**Directive**
Copy out the material below, keeping every line unchanged, from its first line through the line that contains "volume-bar: [4, 492, 9, 500]".

**Extracted records**
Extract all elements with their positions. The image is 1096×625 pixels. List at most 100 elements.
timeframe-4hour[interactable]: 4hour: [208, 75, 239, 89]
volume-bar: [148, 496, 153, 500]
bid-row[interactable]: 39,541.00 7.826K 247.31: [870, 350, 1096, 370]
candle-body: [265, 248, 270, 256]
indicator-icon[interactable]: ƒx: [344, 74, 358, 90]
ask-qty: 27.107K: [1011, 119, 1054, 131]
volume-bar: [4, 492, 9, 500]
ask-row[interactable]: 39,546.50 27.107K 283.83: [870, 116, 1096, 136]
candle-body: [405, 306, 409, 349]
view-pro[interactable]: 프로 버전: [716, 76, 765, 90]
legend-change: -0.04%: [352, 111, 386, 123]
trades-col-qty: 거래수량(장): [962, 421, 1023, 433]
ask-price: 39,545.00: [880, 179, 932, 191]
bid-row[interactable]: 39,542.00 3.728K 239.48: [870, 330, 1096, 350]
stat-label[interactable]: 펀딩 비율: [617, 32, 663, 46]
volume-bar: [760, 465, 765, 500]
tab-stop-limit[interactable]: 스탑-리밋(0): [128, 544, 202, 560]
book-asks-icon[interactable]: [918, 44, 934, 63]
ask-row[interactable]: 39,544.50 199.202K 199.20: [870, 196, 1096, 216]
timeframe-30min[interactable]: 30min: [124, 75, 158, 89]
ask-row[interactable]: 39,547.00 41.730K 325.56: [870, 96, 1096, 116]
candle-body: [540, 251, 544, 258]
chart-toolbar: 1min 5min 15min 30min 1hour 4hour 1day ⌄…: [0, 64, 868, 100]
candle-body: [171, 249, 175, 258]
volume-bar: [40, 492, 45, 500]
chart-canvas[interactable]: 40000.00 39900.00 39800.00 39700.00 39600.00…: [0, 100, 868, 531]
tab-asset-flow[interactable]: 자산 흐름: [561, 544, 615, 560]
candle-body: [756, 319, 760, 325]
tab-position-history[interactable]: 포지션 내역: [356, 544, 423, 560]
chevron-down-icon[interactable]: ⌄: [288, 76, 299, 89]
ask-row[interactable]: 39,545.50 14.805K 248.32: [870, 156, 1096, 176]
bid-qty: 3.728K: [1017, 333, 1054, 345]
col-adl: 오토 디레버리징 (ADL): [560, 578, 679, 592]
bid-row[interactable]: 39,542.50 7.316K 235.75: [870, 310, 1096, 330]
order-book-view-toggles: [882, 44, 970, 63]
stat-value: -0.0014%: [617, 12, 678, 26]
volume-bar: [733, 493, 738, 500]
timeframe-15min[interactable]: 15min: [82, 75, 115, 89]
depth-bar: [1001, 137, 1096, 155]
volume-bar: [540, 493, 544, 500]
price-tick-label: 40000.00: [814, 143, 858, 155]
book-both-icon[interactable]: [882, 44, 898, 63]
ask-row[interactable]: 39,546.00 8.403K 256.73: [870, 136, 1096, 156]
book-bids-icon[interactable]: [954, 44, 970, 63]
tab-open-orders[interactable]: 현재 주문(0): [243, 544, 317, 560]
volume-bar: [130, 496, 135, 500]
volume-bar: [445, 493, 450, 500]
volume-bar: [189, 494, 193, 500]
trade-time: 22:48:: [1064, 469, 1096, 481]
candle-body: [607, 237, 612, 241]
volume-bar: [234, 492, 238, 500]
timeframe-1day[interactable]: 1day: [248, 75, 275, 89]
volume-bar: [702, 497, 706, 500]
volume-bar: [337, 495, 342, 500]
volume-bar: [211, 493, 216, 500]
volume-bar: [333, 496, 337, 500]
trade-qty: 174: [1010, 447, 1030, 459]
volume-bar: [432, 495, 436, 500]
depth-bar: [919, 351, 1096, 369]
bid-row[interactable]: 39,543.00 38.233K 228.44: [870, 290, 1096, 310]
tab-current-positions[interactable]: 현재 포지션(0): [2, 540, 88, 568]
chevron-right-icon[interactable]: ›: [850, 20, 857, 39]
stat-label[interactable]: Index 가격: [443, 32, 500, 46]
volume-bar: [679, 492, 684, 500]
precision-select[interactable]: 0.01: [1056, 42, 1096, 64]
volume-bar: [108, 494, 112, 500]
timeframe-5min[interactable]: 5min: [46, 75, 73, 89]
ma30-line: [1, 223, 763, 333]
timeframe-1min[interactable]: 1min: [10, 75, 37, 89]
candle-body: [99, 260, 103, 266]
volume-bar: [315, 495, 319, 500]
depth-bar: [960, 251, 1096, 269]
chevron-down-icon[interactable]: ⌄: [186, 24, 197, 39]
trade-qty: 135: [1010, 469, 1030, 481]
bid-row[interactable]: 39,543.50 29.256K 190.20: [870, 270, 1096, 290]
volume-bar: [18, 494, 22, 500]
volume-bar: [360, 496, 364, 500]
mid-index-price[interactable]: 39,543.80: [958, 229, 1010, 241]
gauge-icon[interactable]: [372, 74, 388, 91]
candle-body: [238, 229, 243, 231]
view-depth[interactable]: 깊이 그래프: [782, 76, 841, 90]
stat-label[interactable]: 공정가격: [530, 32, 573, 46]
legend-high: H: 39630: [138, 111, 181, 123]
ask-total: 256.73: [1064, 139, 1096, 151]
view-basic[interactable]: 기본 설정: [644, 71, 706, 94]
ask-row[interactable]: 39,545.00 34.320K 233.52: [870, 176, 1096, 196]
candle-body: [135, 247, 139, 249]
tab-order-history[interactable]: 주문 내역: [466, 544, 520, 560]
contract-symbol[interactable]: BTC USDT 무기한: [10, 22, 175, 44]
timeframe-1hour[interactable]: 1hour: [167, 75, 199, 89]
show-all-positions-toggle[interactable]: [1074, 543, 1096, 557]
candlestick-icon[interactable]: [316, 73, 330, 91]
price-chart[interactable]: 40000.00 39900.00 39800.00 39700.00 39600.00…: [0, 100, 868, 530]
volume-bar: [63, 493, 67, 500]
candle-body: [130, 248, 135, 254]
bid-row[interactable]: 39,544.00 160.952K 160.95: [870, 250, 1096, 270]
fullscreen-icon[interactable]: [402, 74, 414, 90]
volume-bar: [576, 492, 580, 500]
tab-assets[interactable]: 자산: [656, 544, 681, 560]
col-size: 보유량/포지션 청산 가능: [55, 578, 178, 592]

**Expected output**
Extract all elements with their positions. The image is 1096×625 pixels. List at most 100 elements.
timeframe-4hour[interactable]: 4hour: [208, 75, 239, 89]
volume-bar: [148, 496, 153, 500]
bid-row[interactable]: 39,541.00 7.826K 247.31: [870, 350, 1096, 370]
candle-body: [265, 248, 270, 256]
indicator-icon[interactable]: ƒx: [344, 74, 358, 90]
ask-qty: 27.107K: [1011, 119, 1054, 131]
volume-bar: [4, 492, 9, 500]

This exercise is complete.